*Task prompt*.
Reproduce the records below in full and exactly, without their images.

********************

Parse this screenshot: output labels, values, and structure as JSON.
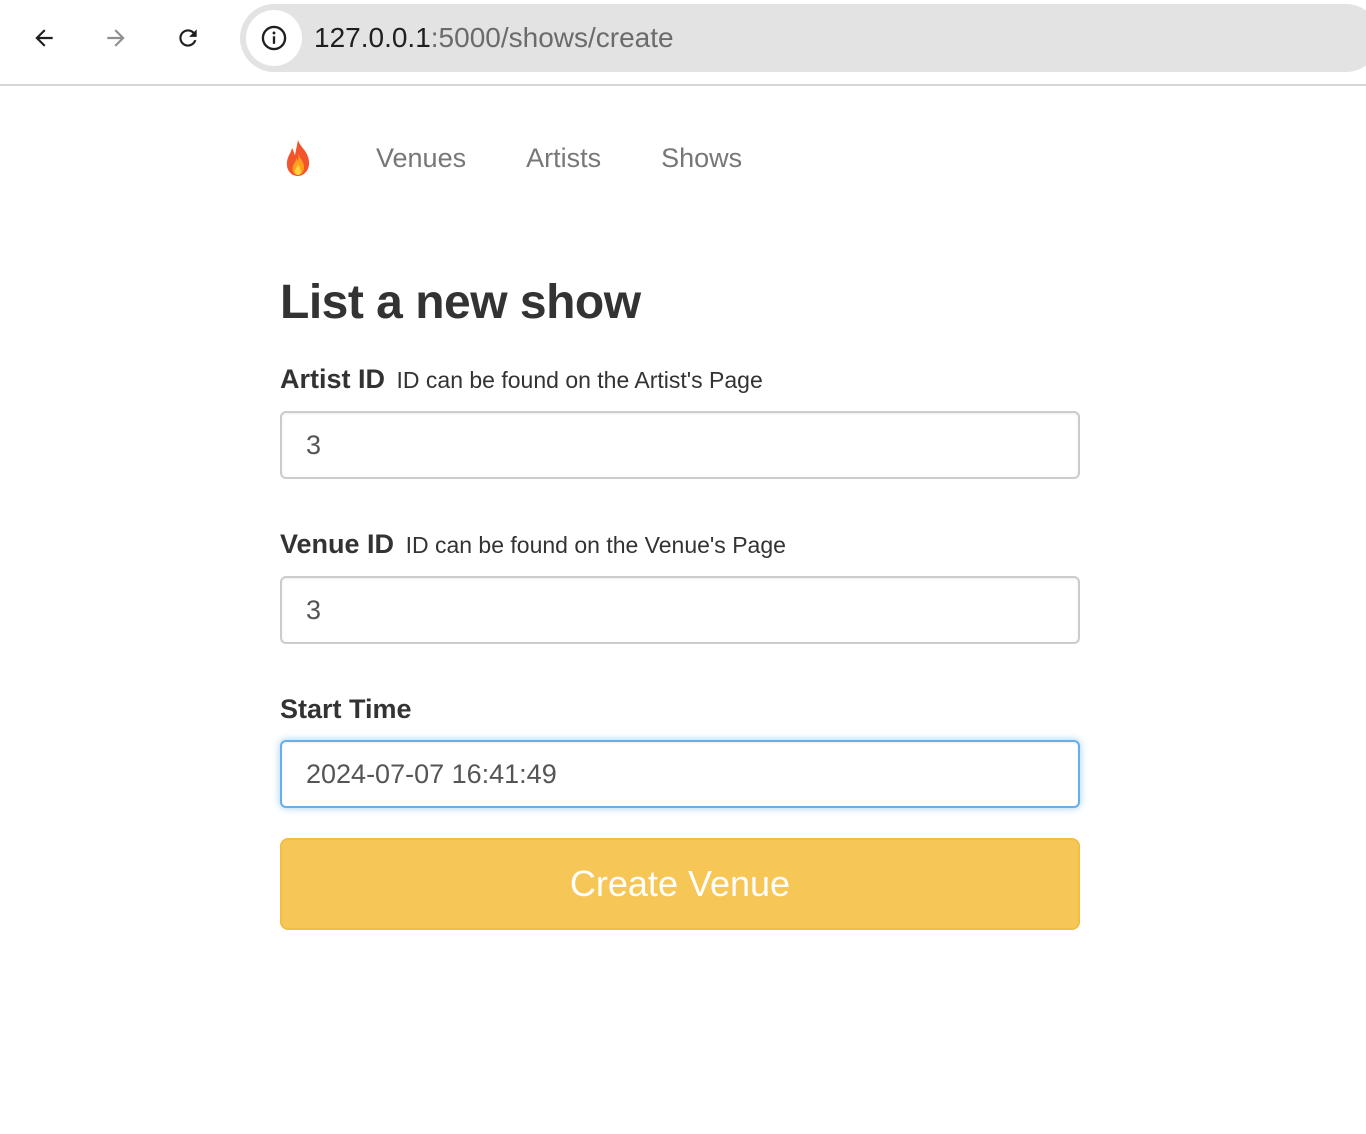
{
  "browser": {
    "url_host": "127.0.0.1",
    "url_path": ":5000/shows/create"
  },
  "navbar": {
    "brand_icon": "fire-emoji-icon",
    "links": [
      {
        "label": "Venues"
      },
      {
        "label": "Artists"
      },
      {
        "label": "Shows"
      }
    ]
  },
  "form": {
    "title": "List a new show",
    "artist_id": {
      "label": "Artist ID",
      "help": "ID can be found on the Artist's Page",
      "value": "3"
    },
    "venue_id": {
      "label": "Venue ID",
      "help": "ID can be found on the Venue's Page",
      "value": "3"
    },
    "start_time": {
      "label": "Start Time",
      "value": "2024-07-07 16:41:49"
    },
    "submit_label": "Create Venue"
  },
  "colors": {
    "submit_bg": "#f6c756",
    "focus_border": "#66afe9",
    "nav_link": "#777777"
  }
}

********************

*Solved exercise*.
Parse this screenshot: output labels, values, and structure as JSON.
{
  "browser": {
    "url_host": "127.0.0.1",
    "url_path": ":5000/shows/create"
  },
  "navbar": {
    "brand_icon": "fire-emoji-icon",
    "links": [
      {
        "label": "Venues"
      },
      {
        "label": "Artists"
      },
      {
        "label": "Shows"
      }
    ]
  },
  "form": {
    "title": "List a new show",
    "artist_id": {
      "label": "Artist ID",
      "help": "ID can be found on the Artist's Page",
      "value": "3"
    },
    "venue_id": {
      "label": "Venue ID",
      "help": "ID can be found on the Venue's Page",
      "value": "3"
    },
    "start_time": {
      "label": "Start Time",
      "value": "2024-07-07 16:41:49"
    },
    "submit_label": "Create Venue"
  },
  "colors": {
    "submit_bg": "#f6c756",
    "focus_border": "#66afe9",
    "nav_link": "#777777"
  }
}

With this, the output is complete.